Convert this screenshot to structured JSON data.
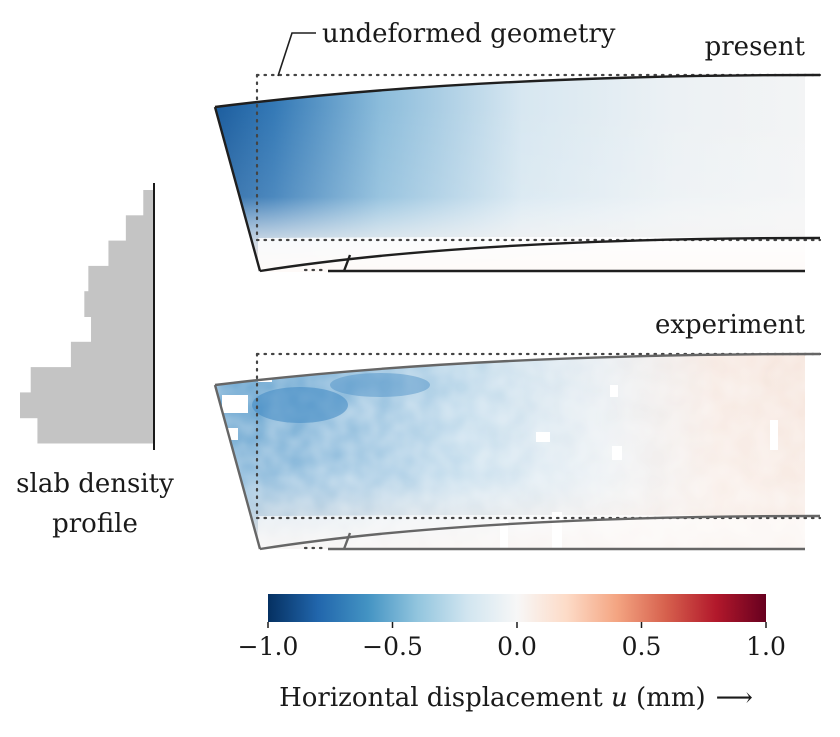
{
  "labels": {
    "undeformed": "undeformed geometry",
    "present": "present",
    "experiment": "experiment",
    "profile_line1": "slab density",
    "profile_line2": "profile",
    "colorbar_title_prefix": "Horizontal displacement ",
    "colorbar_title_symbol": "u",
    "colorbar_title_suffix": " (mm)",
    "arrow": "⟶"
  },
  "colorbar": {
    "ticks": [
      "−1.0",
      "−0.5",
      "0.0",
      "0.5",
      "1.0"
    ],
    "range": [
      -1.0,
      1.0
    ],
    "stops": [
      "#053061",
      "#2166ac",
      "#4393c3",
      "#92c5de",
      "#d1e5f0",
      "#f7f7f7",
      "#fddbc7",
      "#f4a582",
      "#d6604d",
      "#b2182b",
      "#67001f"
    ]
  },
  "density_profile": {
    "steps": [
      0.08,
      0.21,
      0.34,
      0.49,
      0.52,
      0.47,
      0.62,
      0.92,
      1.0,
      0.87
    ]
  },
  "colors": {
    "profile_fill": "#c4c4c4",
    "outline_present": "#1f1f1f",
    "outline_experiment": "#666666",
    "dotted": "#444444"
  }
}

GOAL ▸ Write the full listing out again with every line unchanged, but include no pictures.

RIGHT ANSWER ▸
Convert this screenshot to structured JSON data.
{
  "labels": {
    "undeformed": "undeformed geometry",
    "present": "present",
    "experiment": "experiment",
    "profile_line1": "slab density",
    "profile_line2": "profile",
    "colorbar_title_prefix": "Horizontal displacement ",
    "colorbar_title_symbol": "u",
    "colorbar_title_suffix": " (mm)",
    "arrow": "⟶"
  },
  "colorbar": {
    "ticks": [
      "−1.0",
      "−0.5",
      "0.0",
      "0.5",
      "1.0"
    ],
    "range": [
      -1.0,
      1.0
    ],
    "stops": [
      "#053061",
      "#2166ac",
      "#4393c3",
      "#92c5de",
      "#d1e5f0",
      "#f7f7f7",
      "#fddbc7",
      "#f4a582",
      "#d6604d",
      "#b2182b",
      "#67001f"
    ]
  },
  "density_profile": {
    "steps": [
      0.08,
      0.21,
      0.34,
      0.49,
      0.52,
      0.47,
      0.62,
      0.92,
      1.0,
      0.87
    ]
  },
  "colors": {
    "profile_fill": "#c4c4c4",
    "outline_present": "#1f1f1f",
    "outline_experiment": "#666666",
    "dotted": "#444444"
  }
}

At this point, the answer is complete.